**INPUT RECORDS:**

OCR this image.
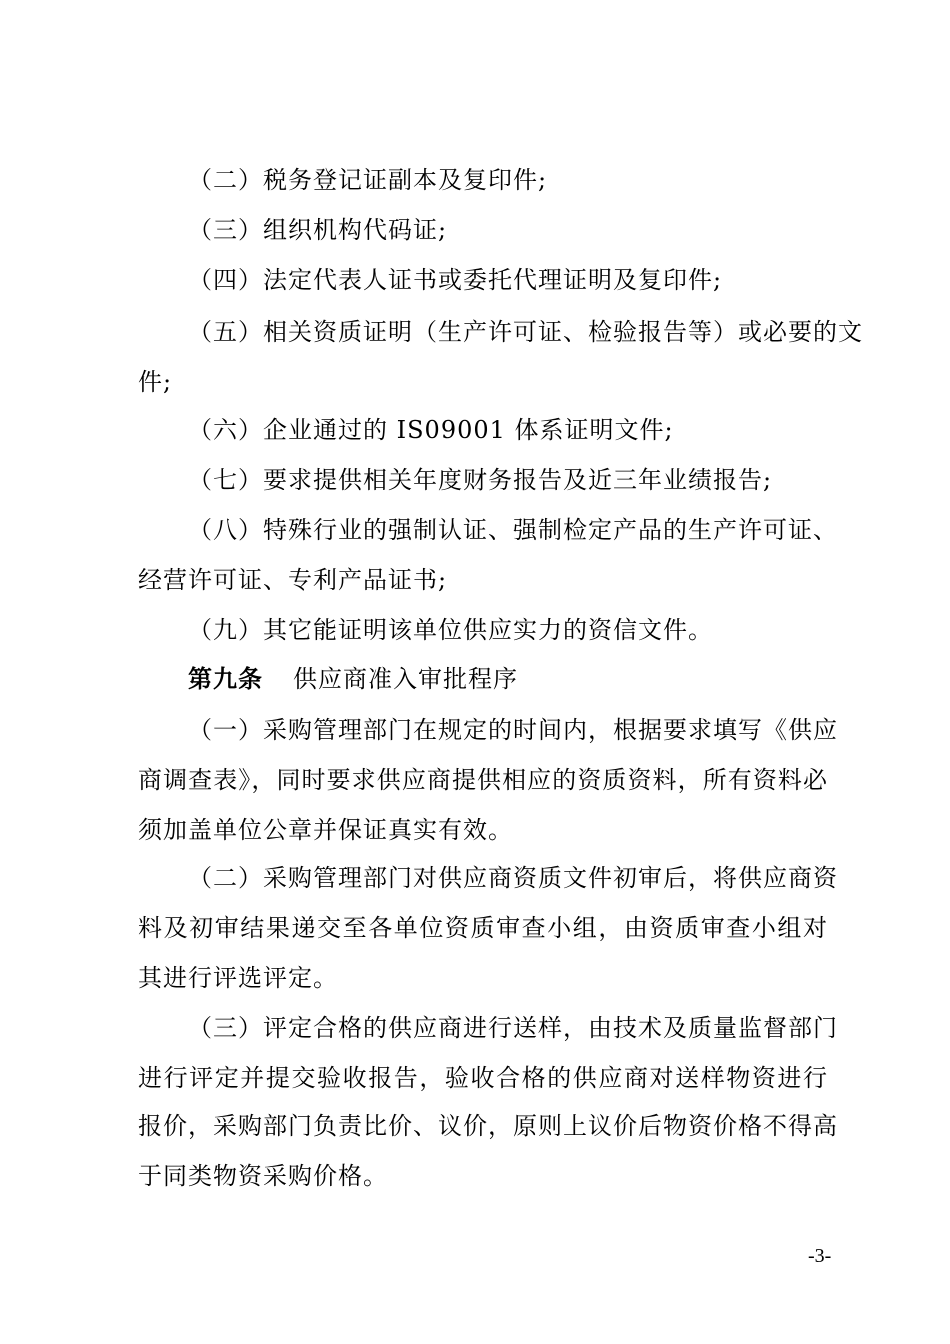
（二）税务登记证副本及复印件;
（三）组织机构代码证;
（四）法定代表人证书或委托代理证明及复印件;
（五）相关资质证明（生产许可证、检验报告等）或必要的文
件;
（六）企业通过的 IS09001 体系证明文件;
（七）要求提供相关年度财务报告及近三年业绩报告;
（八）特殊行业的强制认证、强制检定产品的生产许可证、
经营许可证、专利产品证书;
（九）其它能证明该单位供应实力的资信文件。
第九条 供应商准入审批程序
（一）采购管理部门在规定的时间内，根据要求填写《供应
商调查表》，同时要求供应商提供相应的资质资料，所有资料必
须加盖单位公章并保证真实有效。
（二）采购管理部门对供应商资质文件初审后，将供应商资
料及初审结果递交至各单位资质审查小组，由资质审查小组对
其进行评选评定。
（三）评定合格的供应商进行送样，由技术及质量监督部门
进行评定并提交验收报告，验收合格的供应商对送样物资进行
报价，采购部门负责比价、议价，原则上议价后物资价格不得高
于同类物资采购价格。
-3-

**THE REQUEST:** Restate the listing above word for word, and skip the pictures.

**TASK SOLUTION:**
OCR this image.
（二）税务登记证副本及复印件;
（三）组织机构代码证;
（四）法定代表人证书或委托代理证明及复印件;
（五）相关资质证明（生产许可证、检验报告等）或必要的文
件;
（六）企业通过的 IS09001 体系证明文件;
（七）要求提供相关年度财务报告及近三年业绩报告;
（八）特殊行业的强制认证、强制检定产品的生产许可证、
经营许可证、专利产品证书;
（九）其它能证明该单位供应实力的资信文件。
第九条 供应商准入审批程序
（一）采购管理部门在规定的时间内，根据要求填写《供应
商调查表》，同时要求供应商提供相应的资质资料，所有资料必
须加盖单位公章并保证真实有效。
（二）采购管理部门对供应商资质文件初审后，将供应商资
料及初审结果递交至各单位资质审查小组，由资质审查小组对
其进行评选评定。
（三）评定合格的供应商进行送样，由技术及质量监督部门
进行评定并提交验收报告，验收合格的供应商对送样物资进行
报价，采购部门负责比价、议价，原则上议价后物资价格不得高
于同类物资采购价格。
-3-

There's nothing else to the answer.